[Document structure recognition data]
========================================

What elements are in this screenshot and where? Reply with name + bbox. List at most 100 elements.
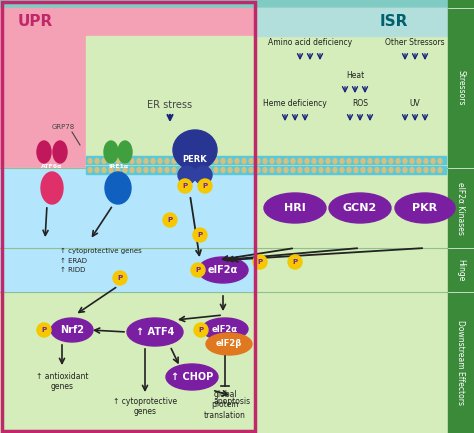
Ellipse shape <box>198 257 248 283</box>
Text: UPR: UPR <box>18 14 53 29</box>
Ellipse shape <box>284 158 288 164</box>
Ellipse shape <box>396 168 400 172</box>
Ellipse shape <box>104 141 118 163</box>
Ellipse shape <box>424 168 428 172</box>
Ellipse shape <box>166 364 218 390</box>
Ellipse shape <box>178 166 196 184</box>
Ellipse shape <box>37 141 51 163</box>
Ellipse shape <box>253 255 267 269</box>
Ellipse shape <box>333 158 337 164</box>
Ellipse shape <box>291 168 295 172</box>
Text: ISR: ISR <box>380 14 408 29</box>
Ellipse shape <box>333 168 337 172</box>
Ellipse shape <box>431 158 435 164</box>
Ellipse shape <box>256 158 260 164</box>
Ellipse shape <box>354 168 358 172</box>
Ellipse shape <box>95 158 99 164</box>
Ellipse shape <box>194 166 212 184</box>
Ellipse shape <box>165 168 169 172</box>
Ellipse shape <box>193 158 197 164</box>
Ellipse shape <box>198 179 212 193</box>
Text: Other Stressors: Other Stressors <box>385 38 445 47</box>
Ellipse shape <box>368 158 372 164</box>
Ellipse shape <box>438 158 442 164</box>
Ellipse shape <box>417 168 421 172</box>
Ellipse shape <box>207 168 211 172</box>
Ellipse shape <box>284 168 288 172</box>
Ellipse shape <box>186 158 190 164</box>
Text: ↑ cytoprotective genes: ↑ cytoprotective genes <box>60 248 142 254</box>
Ellipse shape <box>382 158 386 164</box>
Ellipse shape <box>191 263 205 277</box>
Ellipse shape <box>329 193 391 223</box>
Text: P: P <box>182 183 188 189</box>
Bar <box>0 8 256 433</box>
Ellipse shape <box>298 158 302 164</box>
Text: eIF2β: eIF2β <box>216 339 242 349</box>
Text: eIF2α Kinases: eIF2α Kinases <box>456 181 465 234</box>
Text: Amino acid deficiency: Amino acid deficiency <box>268 38 352 47</box>
Text: Stressors: Stressors <box>456 70 465 106</box>
Ellipse shape <box>200 158 204 164</box>
Ellipse shape <box>51 318 93 342</box>
Ellipse shape <box>123 168 127 172</box>
Ellipse shape <box>277 168 281 172</box>
Text: GCN2: GCN2 <box>343 203 377 213</box>
Ellipse shape <box>37 323 51 337</box>
Bar <box>86 156 446 164</box>
Bar <box>2 2 255 431</box>
Ellipse shape <box>144 168 148 172</box>
Ellipse shape <box>277 158 281 164</box>
Text: ↑ cytoprotective
genes: ↑ cytoprotective genes <box>113 397 177 417</box>
Ellipse shape <box>235 168 239 172</box>
Ellipse shape <box>127 318 183 346</box>
Ellipse shape <box>163 213 177 227</box>
Text: P: P <box>118 275 123 281</box>
Ellipse shape <box>206 333 252 355</box>
Ellipse shape <box>403 158 407 164</box>
Ellipse shape <box>173 130 217 170</box>
Bar <box>256 8 448 36</box>
Text: P: P <box>195 267 201 273</box>
Ellipse shape <box>264 193 326 223</box>
Ellipse shape <box>354 158 358 164</box>
Text: ↑ RIDD: ↑ RIDD <box>60 267 85 273</box>
Ellipse shape <box>214 168 218 172</box>
Text: ↑ CHOP: ↑ CHOP <box>171 372 213 382</box>
Ellipse shape <box>193 228 207 242</box>
Text: P: P <box>199 327 203 333</box>
Text: P: P <box>198 232 202 238</box>
Text: IRE1α: IRE1α <box>108 165 128 169</box>
Ellipse shape <box>137 158 141 164</box>
Ellipse shape <box>326 158 330 164</box>
Text: apoptosis: apoptosis <box>213 397 251 406</box>
Ellipse shape <box>242 158 246 164</box>
Ellipse shape <box>116 168 120 172</box>
Ellipse shape <box>158 158 162 164</box>
Text: ↑ ERAD: ↑ ERAD <box>60 258 87 264</box>
Ellipse shape <box>368 168 372 172</box>
Text: ER stress: ER stress <box>147 100 192 110</box>
Ellipse shape <box>270 158 274 164</box>
Text: Downstream Effectors: Downstream Effectors <box>456 320 465 405</box>
Ellipse shape <box>347 168 351 172</box>
Ellipse shape <box>113 271 127 285</box>
Ellipse shape <box>130 158 134 164</box>
Ellipse shape <box>410 168 414 172</box>
Ellipse shape <box>207 158 211 164</box>
Ellipse shape <box>389 158 393 164</box>
Ellipse shape <box>270 168 274 172</box>
Text: ROS: ROS <box>352 99 368 108</box>
Text: ATF6α: ATF6α <box>41 165 63 169</box>
Text: PKR: PKR <box>412 203 438 213</box>
Ellipse shape <box>347 158 351 164</box>
Bar <box>0 0 474 8</box>
Ellipse shape <box>298 168 302 172</box>
Ellipse shape <box>53 141 67 163</box>
Ellipse shape <box>221 158 225 164</box>
Ellipse shape <box>130 168 134 172</box>
Ellipse shape <box>172 168 176 172</box>
Ellipse shape <box>194 323 208 337</box>
Ellipse shape <box>249 168 253 172</box>
Ellipse shape <box>123 158 127 164</box>
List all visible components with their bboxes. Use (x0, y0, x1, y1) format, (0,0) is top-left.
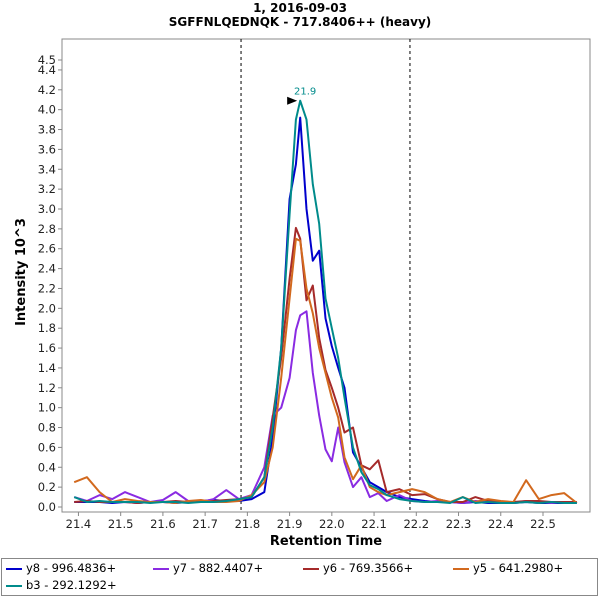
y-tick-label: 4.0 (38, 103, 56, 117)
legend-label: y5 - 641.2980+ (473, 561, 564, 575)
y-tick-label: 4.2 (38, 83, 56, 97)
y-tick-label: 2.4 (38, 262, 56, 276)
y-tick-label: 0.2 (38, 480, 56, 494)
legend-item[interactable]: y5 - 641.2980+ (453, 561, 563, 575)
y-tick-label: 3.8 (38, 123, 56, 137)
legend-swatch (453, 567, 469, 570)
plot-area (61, 38, 591, 513)
x-tick-label: 21.4 (66, 517, 92, 531)
y-tick-label: 2.8 (38, 222, 56, 236)
y-tick-label: 1.8 (38, 321, 56, 335)
x-tick-label: 22.1 (361, 517, 387, 531)
legend-label: y7 - 882.4407+ (173, 561, 264, 575)
y-tick-label: 3.2 (38, 182, 56, 196)
y-tick-label: 1.6 (38, 341, 56, 355)
y-axis: 0.0 0.2 0.4 0.6 0.8 1.0 1.2 1.4 1.6 1.8 2.0 2.2 2.4 2… (38, 53, 62, 514)
peak-annotation: 21.9 (287, 87, 316, 105)
y-tick-label: 2.2 (38, 281, 56, 295)
legend-swatch (6, 567, 22, 570)
x-tick-label: 21.9 (277, 517, 303, 531)
y-tick-label: 2.6 (38, 242, 56, 256)
x-tick-label: 21.7 (192, 517, 218, 531)
legend-swatch (303, 567, 319, 570)
legend: y8 - 996.4836+ y7 - 882.4407+ y6 - 769.356… (1, 558, 598, 596)
y-tick-label: 2.0 (38, 301, 56, 315)
chart-title-date: 1, 2016-09-03 (253, 1, 347, 15)
y-tick-label: 1.2 (38, 381, 56, 395)
series-lines[interactable] (73, 99, 578, 504)
legend-item[interactable]: y7 - 882.4407+ (153, 561, 263, 575)
peak-label: 21.9 (294, 87, 316, 98)
y-tick-label: 0.6 (38, 440, 56, 454)
x-tick-label: 22.4 (488, 517, 514, 531)
legend-label: b3 - 292.1292+ (26, 578, 117, 592)
legend-label: y8 - 996.4836+ (26, 561, 117, 575)
x-tick-label: 22.0 (319, 517, 345, 531)
y-tick-label: 3.0 (38, 202, 56, 216)
x-axis-label: Retention Time (270, 534, 382, 549)
legend-swatch (6, 584, 22, 587)
x-tick-label: 21.8 (235, 517, 261, 531)
x-tick-label: 22.2 (403, 517, 429, 531)
x-tick-label: 22.5 (530, 517, 556, 531)
y-tick-label: 0.8 (38, 421, 56, 435)
x-axis: 21.4 21.5 21.6 21.7 21.8 21.9 22.0 22.1 22.2 22.3… (66, 512, 556, 531)
legend-swatch (153, 567, 169, 570)
legend-item[interactable]: y6 - 769.3566+ (303, 561, 413, 575)
y-tick-label: 3.6 (38, 142, 56, 156)
y-tick-label: 0.4 (38, 460, 56, 474)
integration-boundaries (240, 39, 411, 512)
y-tick-label: 3.4 (38, 162, 56, 176)
y-tick-label: 1.0 (38, 401, 56, 415)
y-tick-label: 4.4 (38, 63, 56, 77)
chart-title-peptide: SGFFNLQEDNQK - 717.8406++ (heavy) (168, 15, 432, 29)
y-axis-label: Intensity 10^3 (14, 218, 29, 326)
legend-label: y6 - 769.3566+ (323, 561, 414, 575)
y-tick-label: 0.0 (38, 500, 56, 514)
x-tick-label: 22.3 (446, 517, 472, 531)
x-tick-label: 21.6 (150, 517, 176, 531)
series-line-5[interactable] (73, 99, 577, 504)
legend-item[interactable]: y8 - 996.4836+ (6, 561, 116, 575)
y-tick-label: 1.4 (38, 361, 56, 375)
x-tick-label: 21.5 (108, 517, 134, 531)
legend-item[interactable]: b3 - 292.1292+ (6, 578, 117, 592)
peak-marker-icon (287, 96, 298, 105)
y-tick-label: 4.5 (38, 53, 56, 67)
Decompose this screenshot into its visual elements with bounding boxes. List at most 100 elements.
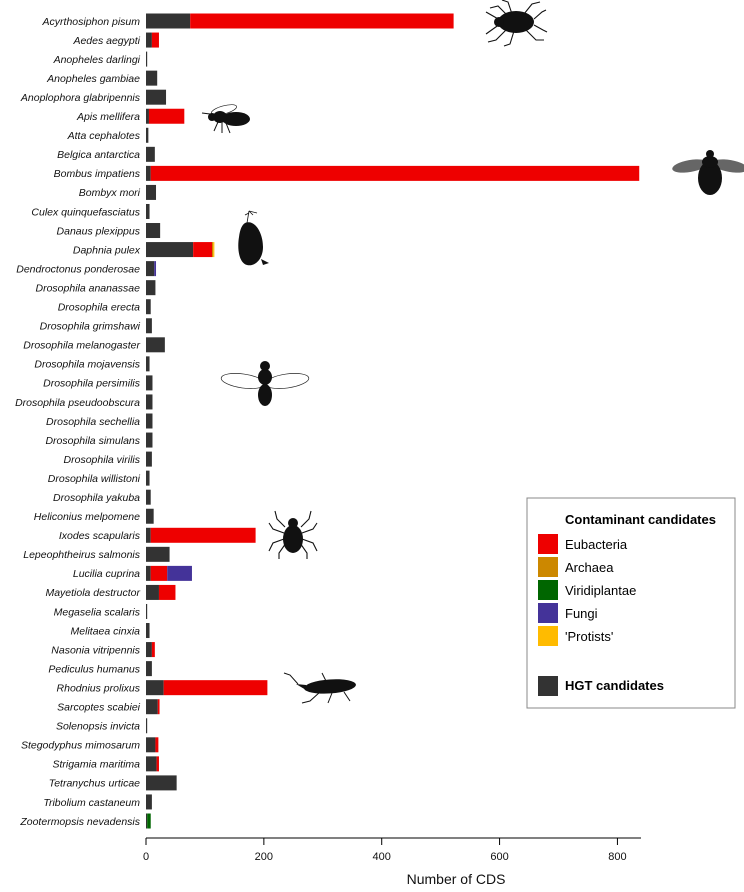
bar-drosophila-simulans-hgt-candidates	[146, 432, 153, 448]
x-ticks: 0 200 400 600 800	[143, 838, 627, 863]
category-label-atta-cephalotes: Atta cephalotes	[67, 130, 141, 142]
category-label-strigamia-maritima: Strigamia maritima	[52, 759, 140, 771]
category-label-heliconius-melpomene: Heliconius melpomene	[34, 511, 140, 523]
bar-mayetiola-destructor-hgt-candidates	[146, 584, 159, 600]
legend-swatch-protists	[538, 626, 558, 646]
category-label-drosophila-yakuba: Drosophila yakuba	[53, 492, 140, 504]
legend-box	[526, 497, 736, 709]
x-axis: 0 200 400 600 800 Number of CDS	[143, 837, 641, 887]
bar-acyrthosiphon-pisum-eubacteria	[190, 13, 454, 29]
legend-items: Eubacteria Archaea Viridiplantae Fungi 'Prot…	[538, 534, 636, 646]
bar-daphnia-pulex-archaea	[212, 242, 214, 258]
bar-drosophila-virilis-hgt-candidates	[146, 451, 152, 467]
category-label-tetranychus-urticae: Tetranychus urticae	[49, 778, 140, 790]
bar-strigamia-maritima-eubacteria	[156, 756, 159, 772]
bar-drosophila-grimshawi-hgt-candidates	[146, 318, 152, 334]
bar-apis-mellifera-hgt-candidates	[146, 108, 149, 124]
category-label-drosophila-pseudoobscura: Drosophila pseudoobscura	[15, 397, 140, 409]
category-label-lucilia-cuprina: Lucilia cuprina	[73, 568, 140, 580]
category-label-stegodyphus-mimosarum: Stegodyphus mimosarum	[21, 740, 140, 752]
legend: Contaminant candidates Eubacteria Archaea…	[526, 497, 736, 709]
bar-danaus-plexippus-hgt-candidates	[146, 223, 161, 239]
bar-culex-quinquefasciatus-hgt-candidates	[146, 203, 150, 219]
bar-drosophila-sechellia-hgt-candidates	[146, 413, 153, 429]
bar-drosophila-ananassae-hgt-candidates	[146, 280, 156, 296]
category-label-daphnia-pulex: Daphnia pulex	[73, 244, 141, 256]
legend-label-hgt: HGT candidates	[565, 678, 664, 693]
bar-anopheles-gambiae-hgt-candidates	[146, 70, 158, 86]
category-label-drosophila-simulans: Drosophila simulans	[45, 435, 140, 447]
x-tick-label-0: 0	[143, 851, 149, 863]
bar-lepeophtheirus-salmonis-hgt-candidates	[146, 546, 170, 562]
x-axis-title: Number of CDS	[407, 871, 506, 887]
bar-aedes-aegypti-hgt-candidates	[146, 32, 152, 48]
bar-daphnia-pulex-eubacteria	[193, 242, 212, 258]
bar-tetranychus-urticae-hgt-candidates	[146, 775, 177, 791]
legend-swatch-archaea	[538, 557, 558, 577]
legend-swatch-viridiplantae	[538, 580, 558, 600]
tick-icon	[268, 510, 318, 559]
bar-nasonia-vitripennis-hgt-candidates	[146, 642, 152, 658]
bar-ixodes-scapularis-eubacteria	[150, 527, 256, 543]
bar-dendroctonus-ponderosae-hgt-candidates	[146, 261, 155, 277]
bar-anopheles-darlingi-hgt-candidates	[146, 51, 148, 67]
category-label-anopheles-gambiae: Anopheles gambiae	[46, 73, 140, 85]
bar-rhodnius-prolixus-eubacteria	[163, 680, 268, 696]
aphid-icon	[485, 0, 548, 47]
bar-apis-mellifera-eubacteria	[148, 108, 185, 124]
category-label-drosophila-virilis: Drosophila virilis	[64, 454, 141, 466]
category-label-mayetiola-destructor: Mayetiola destructor	[45, 587, 140, 599]
x-tick-label-800: 800	[608, 851, 626, 863]
bar-area	[146, 13, 640, 829]
category-label-drosophila-ananassae: Drosophila ananassae	[36, 282, 141, 294]
bar-drosophila-pseudoobscura-hgt-candidates	[146, 394, 153, 410]
legend-label-eubacteria: Eubacteria	[565, 537, 628, 552]
category-label-solenopsis-invicta: Solenopsis invicta	[56, 721, 140, 733]
bar-zootermopsis-nevadensis-viridiplantae	[147, 813, 151, 829]
bar-bombyx-mori-hgt-candidates	[146, 184, 157, 200]
category-label-megaselia-scalaris: Megaselia scalaris	[54, 606, 141, 618]
legend-title: Contaminant candidates	[565, 512, 716, 527]
bar-sarcoptes-scabiei-eubacteria	[157, 699, 160, 715]
bar-lucilia-cuprina-eubacteria	[150, 565, 168, 581]
bar-daphnia-pulex-hgt-candidates	[146, 242, 194, 258]
category-label-drosophila-persimilis: Drosophila persimilis	[43, 378, 141, 390]
bar-drosophila-persimilis-hgt-candidates	[146, 375, 153, 391]
bar-drosophila-mojavensis-hgt-candidates	[146, 356, 150, 372]
bar-zootermopsis-nevadensis-hgt-candidates	[146, 813, 148, 829]
legend-swatch-fungi	[538, 603, 558, 623]
category-label-zootermopsis-nevadensis: Zootermopsis nevadensis	[19, 816, 140, 828]
bar-acyrthosiphon-pisum-hgt-candidates	[146, 13, 191, 29]
daphnia-icon	[238, 210, 269, 266]
category-label-bombus-impatiens: Bombus impatiens	[54, 168, 141, 180]
bar-dendroctonus-ponderosae-fungi	[154, 261, 157, 277]
category-label-pediculus-humanus: Pediculus humanus	[48, 663, 140, 675]
legend-label-protists: 'Protists'	[565, 629, 613, 644]
bar-heliconius-melpomene-hgt-candidates	[146, 508, 154, 524]
bar-drosophila-yakuba-hgt-candidates	[146, 489, 151, 505]
bar-lucilia-cuprina-hgt-candidates	[146, 565, 151, 581]
category-label-anoplophora-glabripennis: Anoplophora glabripennis	[20, 92, 141, 104]
honeybee-icon	[201, 104, 250, 134]
x-tick-label-400: 400	[373, 851, 391, 863]
bar-anoplophora-glabripennis-hgt-candidates	[146, 89, 167, 105]
bar-strigamia-maritima-hgt-candidates	[146, 756, 157, 772]
category-label-melitaea-cinxia: Melitaea cinxia	[71, 625, 141, 637]
category-label-aedes-aegypti: Aedes aegypti	[72, 35, 140, 47]
category-label-ixodes-scapularis: Ixodes scapularis	[59, 530, 141, 542]
bar-megaselia-scalaris-hgt-candidates	[146, 603, 148, 619]
x-tick-label-200: 200	[255, 851, 273, 863]
category-label-anopheles-darlingi: Anopheles darlingi	[53, 54, 141, 66]
bar-melitaea-cinxia-hgt-candidates	[146, 623, 150, 639]
legend-swatch-hgt	[538, 676, 558, 696]
bar-nasonia-vitripennis-eubacteria	[151, 642, 155, 658]
category-label-dendroctonus-ponderosae: Dendroctonus ponderosae	[16, 263, 140, 275]
bar-pediculus-humanus-hgt-candidates	[146, 661, 152, 677]
category-label-drosophila-erecta: Drosophila erecta	[58, 302, 140, 314]
category-label-drosophila-sechellia: Drosophila sechellia	[46, 416, 140, 428]
category-label-drosophila-grimshawi: Drosophila grimshawi	[40, 321, 141, 333]
bar-belgica-antarctica-hgt-candidates	[146, 146, 155, 162]
bar-drosophila-erecta-hgt-candidates	[146, 299, 151, 315]
bar-sarcoptes-scabiei-hgt-candidates	[146, 699, 158, 715]
bar-drosophila-melanogaster-hgt-candidates	[146, 337, 165, 353]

========================================

*AIM OF THE EXERCISE*: Wherever the word "mellifera" occurs in the data, copy that whole line.

*EXPECTED ANSWER*:
bar-apis-mellifera-hgt-candidates	[146, 108, 149, 124]
bar-apis-mellifera-eubacteria	[148, 108, 185, 124]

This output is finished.